Return only the line that contains "Convert this document image to plain text." and each line after it, through the last line of the data below, copied exactly.

____________

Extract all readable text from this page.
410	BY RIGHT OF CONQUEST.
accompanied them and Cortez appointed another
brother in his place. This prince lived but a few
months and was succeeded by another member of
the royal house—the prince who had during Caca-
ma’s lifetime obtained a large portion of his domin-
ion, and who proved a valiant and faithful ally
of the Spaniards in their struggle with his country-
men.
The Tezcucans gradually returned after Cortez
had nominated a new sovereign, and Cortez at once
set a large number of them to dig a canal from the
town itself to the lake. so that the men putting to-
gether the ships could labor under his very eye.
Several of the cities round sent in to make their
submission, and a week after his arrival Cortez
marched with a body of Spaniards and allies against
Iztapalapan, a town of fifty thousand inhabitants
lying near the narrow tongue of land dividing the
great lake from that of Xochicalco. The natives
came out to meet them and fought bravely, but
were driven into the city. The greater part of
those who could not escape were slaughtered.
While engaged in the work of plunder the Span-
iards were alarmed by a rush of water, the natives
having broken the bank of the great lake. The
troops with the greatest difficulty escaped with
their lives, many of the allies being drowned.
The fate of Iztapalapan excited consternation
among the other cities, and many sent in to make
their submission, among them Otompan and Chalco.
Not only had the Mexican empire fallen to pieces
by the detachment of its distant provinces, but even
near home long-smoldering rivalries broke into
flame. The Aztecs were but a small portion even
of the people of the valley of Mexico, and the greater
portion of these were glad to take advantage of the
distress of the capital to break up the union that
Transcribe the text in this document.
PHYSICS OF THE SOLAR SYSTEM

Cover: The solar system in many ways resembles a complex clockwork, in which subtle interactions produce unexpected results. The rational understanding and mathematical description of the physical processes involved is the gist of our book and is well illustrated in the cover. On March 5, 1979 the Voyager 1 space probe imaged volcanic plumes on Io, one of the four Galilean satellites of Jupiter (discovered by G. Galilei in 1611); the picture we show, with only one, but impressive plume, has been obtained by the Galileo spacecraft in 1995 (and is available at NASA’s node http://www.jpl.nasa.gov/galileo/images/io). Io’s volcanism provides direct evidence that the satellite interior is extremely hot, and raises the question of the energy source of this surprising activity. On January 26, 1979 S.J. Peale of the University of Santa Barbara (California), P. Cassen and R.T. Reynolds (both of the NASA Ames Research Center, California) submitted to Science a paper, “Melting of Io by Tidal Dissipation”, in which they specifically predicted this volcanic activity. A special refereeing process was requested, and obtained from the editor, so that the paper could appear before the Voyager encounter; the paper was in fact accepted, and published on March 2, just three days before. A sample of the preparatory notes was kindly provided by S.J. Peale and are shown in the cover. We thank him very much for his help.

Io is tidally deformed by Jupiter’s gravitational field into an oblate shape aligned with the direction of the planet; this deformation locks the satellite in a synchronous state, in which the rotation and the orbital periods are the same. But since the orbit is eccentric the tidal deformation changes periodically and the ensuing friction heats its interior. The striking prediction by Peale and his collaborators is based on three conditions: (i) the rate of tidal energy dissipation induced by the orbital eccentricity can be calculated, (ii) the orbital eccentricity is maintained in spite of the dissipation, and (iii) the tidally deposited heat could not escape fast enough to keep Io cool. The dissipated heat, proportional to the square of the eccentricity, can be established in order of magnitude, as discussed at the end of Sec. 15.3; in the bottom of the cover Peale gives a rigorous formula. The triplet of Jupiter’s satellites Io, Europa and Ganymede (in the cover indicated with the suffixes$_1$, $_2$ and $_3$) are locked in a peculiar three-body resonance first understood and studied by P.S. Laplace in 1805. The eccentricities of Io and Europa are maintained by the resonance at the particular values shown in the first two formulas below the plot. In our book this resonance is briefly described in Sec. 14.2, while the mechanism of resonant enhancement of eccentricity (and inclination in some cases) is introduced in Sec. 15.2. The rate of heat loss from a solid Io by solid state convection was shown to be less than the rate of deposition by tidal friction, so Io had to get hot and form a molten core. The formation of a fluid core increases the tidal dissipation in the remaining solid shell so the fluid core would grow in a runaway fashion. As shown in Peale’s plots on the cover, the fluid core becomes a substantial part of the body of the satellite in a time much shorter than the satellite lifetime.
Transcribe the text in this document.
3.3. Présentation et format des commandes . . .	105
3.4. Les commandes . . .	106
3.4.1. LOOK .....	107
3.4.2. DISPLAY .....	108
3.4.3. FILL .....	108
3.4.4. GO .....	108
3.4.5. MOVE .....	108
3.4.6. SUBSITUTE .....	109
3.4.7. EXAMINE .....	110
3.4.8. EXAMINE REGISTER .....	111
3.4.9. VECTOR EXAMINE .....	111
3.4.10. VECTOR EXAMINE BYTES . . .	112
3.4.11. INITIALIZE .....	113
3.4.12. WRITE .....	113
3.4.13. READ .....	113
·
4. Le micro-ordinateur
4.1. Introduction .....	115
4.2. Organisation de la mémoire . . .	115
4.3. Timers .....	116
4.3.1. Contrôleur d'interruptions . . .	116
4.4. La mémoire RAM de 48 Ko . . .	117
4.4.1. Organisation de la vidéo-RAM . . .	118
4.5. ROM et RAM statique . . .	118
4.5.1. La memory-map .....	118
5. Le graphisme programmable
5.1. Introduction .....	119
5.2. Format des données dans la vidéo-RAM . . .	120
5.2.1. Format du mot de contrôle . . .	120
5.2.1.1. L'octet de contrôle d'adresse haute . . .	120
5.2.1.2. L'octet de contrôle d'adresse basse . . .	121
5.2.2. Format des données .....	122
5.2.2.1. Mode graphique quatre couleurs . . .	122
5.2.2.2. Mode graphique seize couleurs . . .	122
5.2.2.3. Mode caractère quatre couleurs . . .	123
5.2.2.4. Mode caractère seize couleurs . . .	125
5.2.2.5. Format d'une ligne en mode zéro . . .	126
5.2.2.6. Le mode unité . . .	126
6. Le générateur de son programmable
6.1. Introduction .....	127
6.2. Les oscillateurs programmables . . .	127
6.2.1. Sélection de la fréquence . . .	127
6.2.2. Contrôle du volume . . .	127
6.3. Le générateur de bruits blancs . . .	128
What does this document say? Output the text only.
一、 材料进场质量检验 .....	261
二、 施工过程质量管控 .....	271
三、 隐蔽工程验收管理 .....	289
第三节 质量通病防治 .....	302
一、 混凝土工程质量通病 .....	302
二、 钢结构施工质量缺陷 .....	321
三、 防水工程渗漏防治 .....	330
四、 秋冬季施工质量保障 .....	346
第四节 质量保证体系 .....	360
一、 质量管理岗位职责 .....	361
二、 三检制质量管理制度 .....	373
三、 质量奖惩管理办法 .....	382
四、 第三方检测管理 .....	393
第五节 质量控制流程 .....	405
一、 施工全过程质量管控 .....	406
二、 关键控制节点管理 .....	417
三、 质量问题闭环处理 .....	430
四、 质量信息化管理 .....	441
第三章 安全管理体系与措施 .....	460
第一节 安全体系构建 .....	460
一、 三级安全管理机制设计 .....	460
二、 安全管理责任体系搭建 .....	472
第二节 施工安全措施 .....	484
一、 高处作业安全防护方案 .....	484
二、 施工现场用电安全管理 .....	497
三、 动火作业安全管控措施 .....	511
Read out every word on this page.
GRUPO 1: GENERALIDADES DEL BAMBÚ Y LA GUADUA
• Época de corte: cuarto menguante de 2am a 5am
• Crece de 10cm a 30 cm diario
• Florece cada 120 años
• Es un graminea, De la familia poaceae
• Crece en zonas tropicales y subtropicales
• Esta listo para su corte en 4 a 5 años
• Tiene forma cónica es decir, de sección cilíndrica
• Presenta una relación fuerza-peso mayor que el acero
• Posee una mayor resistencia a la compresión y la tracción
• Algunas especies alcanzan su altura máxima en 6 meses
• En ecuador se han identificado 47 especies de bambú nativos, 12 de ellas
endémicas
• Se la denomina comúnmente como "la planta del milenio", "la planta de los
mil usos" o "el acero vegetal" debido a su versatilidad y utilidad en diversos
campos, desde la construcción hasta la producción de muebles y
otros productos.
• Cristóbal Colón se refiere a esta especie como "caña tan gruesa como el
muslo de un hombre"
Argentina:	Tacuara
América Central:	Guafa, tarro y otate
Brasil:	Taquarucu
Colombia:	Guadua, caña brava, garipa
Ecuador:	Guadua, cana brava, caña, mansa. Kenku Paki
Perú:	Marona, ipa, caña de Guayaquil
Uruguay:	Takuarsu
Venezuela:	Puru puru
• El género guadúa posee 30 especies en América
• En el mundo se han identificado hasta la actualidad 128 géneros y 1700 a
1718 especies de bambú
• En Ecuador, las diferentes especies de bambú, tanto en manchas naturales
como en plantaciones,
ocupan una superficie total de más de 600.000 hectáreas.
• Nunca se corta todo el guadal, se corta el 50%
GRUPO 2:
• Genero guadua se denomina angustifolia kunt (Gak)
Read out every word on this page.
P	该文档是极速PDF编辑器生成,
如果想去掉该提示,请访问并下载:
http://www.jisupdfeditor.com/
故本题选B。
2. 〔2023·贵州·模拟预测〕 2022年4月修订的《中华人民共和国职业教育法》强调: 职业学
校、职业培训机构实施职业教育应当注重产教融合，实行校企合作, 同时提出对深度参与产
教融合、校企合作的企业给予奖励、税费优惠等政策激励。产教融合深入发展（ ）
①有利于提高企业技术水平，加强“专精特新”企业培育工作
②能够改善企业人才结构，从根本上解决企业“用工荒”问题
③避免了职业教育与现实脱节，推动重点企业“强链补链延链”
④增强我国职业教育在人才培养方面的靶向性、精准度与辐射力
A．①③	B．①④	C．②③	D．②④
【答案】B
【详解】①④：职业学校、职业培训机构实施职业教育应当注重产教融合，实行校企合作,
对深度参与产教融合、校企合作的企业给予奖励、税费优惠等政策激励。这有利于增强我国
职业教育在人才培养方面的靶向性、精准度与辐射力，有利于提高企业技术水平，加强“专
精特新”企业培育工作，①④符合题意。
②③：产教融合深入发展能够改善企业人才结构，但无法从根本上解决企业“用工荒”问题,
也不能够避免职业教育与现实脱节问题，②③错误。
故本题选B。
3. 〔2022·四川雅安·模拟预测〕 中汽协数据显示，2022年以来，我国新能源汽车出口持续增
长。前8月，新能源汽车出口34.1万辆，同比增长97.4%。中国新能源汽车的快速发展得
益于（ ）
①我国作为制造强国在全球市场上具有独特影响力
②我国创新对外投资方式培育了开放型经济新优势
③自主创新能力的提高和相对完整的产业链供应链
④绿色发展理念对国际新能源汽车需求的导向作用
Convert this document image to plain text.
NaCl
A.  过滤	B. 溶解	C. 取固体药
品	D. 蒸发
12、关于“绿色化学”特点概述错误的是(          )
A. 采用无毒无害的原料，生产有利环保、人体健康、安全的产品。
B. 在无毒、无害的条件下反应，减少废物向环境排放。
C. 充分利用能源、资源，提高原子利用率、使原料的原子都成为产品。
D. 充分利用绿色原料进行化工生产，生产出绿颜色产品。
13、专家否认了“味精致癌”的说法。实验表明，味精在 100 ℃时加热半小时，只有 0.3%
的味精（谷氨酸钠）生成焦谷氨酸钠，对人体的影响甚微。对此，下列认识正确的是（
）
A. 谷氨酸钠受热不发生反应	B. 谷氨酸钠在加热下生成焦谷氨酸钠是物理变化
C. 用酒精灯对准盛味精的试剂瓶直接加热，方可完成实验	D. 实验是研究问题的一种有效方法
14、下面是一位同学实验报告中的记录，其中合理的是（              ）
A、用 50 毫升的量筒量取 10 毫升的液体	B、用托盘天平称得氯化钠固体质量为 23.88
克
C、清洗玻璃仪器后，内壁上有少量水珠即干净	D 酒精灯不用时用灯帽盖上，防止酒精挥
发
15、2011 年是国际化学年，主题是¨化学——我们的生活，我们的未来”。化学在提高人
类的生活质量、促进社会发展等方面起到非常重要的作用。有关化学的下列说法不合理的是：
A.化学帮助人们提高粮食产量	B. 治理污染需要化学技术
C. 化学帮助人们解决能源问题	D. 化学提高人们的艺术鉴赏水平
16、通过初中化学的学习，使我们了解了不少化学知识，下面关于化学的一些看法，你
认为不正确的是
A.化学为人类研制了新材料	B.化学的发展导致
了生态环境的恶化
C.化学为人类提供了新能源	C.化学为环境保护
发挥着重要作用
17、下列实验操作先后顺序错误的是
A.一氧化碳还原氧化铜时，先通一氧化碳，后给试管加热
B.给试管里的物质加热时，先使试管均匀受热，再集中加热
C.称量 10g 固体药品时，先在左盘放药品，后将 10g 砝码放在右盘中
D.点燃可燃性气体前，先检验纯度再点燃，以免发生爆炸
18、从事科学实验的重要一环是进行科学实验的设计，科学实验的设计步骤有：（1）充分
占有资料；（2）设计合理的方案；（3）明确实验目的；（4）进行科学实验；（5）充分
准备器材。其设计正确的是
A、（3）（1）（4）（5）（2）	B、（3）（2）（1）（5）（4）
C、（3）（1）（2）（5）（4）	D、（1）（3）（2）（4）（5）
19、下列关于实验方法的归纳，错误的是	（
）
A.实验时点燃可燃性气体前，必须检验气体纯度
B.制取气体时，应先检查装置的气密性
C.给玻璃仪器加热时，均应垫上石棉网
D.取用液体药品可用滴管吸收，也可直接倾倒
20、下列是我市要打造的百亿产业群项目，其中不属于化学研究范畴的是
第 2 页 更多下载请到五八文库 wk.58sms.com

____________

◆ EXERCISE RESULT ◆
Convert this document image to plain text.
NaCl
A.  过滤	B. 溶解	C. 取固体药
品	D. 蒸发
12、关于“绿色化学”特点概述错误的是(          )
A. 采用无毒无害的原料，生产有利环保、人体健康、安全的产品。
B. 在无毒、无害的条件下反应，减少废物向环境排放。
C. 充分利用能源、资源，提高原子利用率、使原料的原子都成为产品。
D. 充分利用绿色原料进行化工生产，生产出绿颜色产品。
13、专家否认了“味精致癌”的说法。实验表明，味精在 100 ℃时加热半小时，只有 0.3%
的味精（谷氨酸钠）生成焦谷氨酸钠，对人体的影响甚微。对此，下列认识正确的是（
）
A. 谷氨酸钠受热不发生反应	B. 谷氨酸钠在加热下生成焦谷氨酸钠是物理变化
C. 用酒精灯对准盛味精的试剂瓶直接加热，方可完成实验	D. 实验是研究问题的一种有效方法
14、下面是一位同学实验报告中的记录，其中合理的是（              ）
A、用 50 毫升的量筒量取 10 毫升的液体	B、用托盘天平称得氯化钠固体质量为 23.88
克
C、清洗玻璃仪器后，内壁上有少量水珠即干净	D 酒精灯不用时用灯帽盖上，防止酒精挥
发
15、2011 年是国际化学年，主题是¨化学——我们的生活，我们的未来”。化学在提高人
类的生活质量、促进社会发展等方面起到非常重要的作用。有关化学的下列说法不合理的是：
A.化学帮助人们提高粮食产量	B. 治理污染需要化学技术
C. 化学帮助人们解决能源问题	D. 化学提高人们的艺术鉴赏水平
16、通过初中化学的学习，使我们了解了不少化学知识，下面关于化学的一些看法，你
认为不正确的是
A.化学为人类研制了新材料	B.化学的发展导致
了生态环境的恶化
C.化学为人类提供了新能源	C.化学为环境保护
发挥着重要作用
17、下列实验操作先后顺序错误的是
A.一氧化碳还原氧化铜时，先通一氧化碳，后给试管加热
B.给试管里的物质加热时，先使试管均匀受热，再集中加热
C.称量 10g 固体药品时，先在左盘放药品，后将 10g 砝码放在右盘中
D.点燃可燃性气体前，先检验纯度再点燃，以免发生爆炸
18、从事科学实验的重要一环是进行科学实验的设计，科学实验的设计步骤有：（1）充分
占有资料；（2）设计合理的方案；（3）明确实验目的；（4）进行科学实验；（5）充分
准备器材。其设计正确的是
A、（3）（1）（4）（5）（2）	B、（3）（2）（1）（5）（4）
C、（3）（1）（2）（5）（4）	D、（1）（3）（2）（4）（5）
19、下列关于实验方法的归纳，错误的是	（
）
A.实验时点燃可燃性气体前，必须检验气体纯度
B.制取气体时，应先检查装置的气密性
C.给玻璃仪器加热时，均应垫上石棉网
D.取用液体药品可用滴管吸收，也可直接倾倒
20、下列是我市要打造的百亿产业群项目，其中不属于化学研究范畴的是
第 2 页 更多下载请到五八文库 wk.58sms.com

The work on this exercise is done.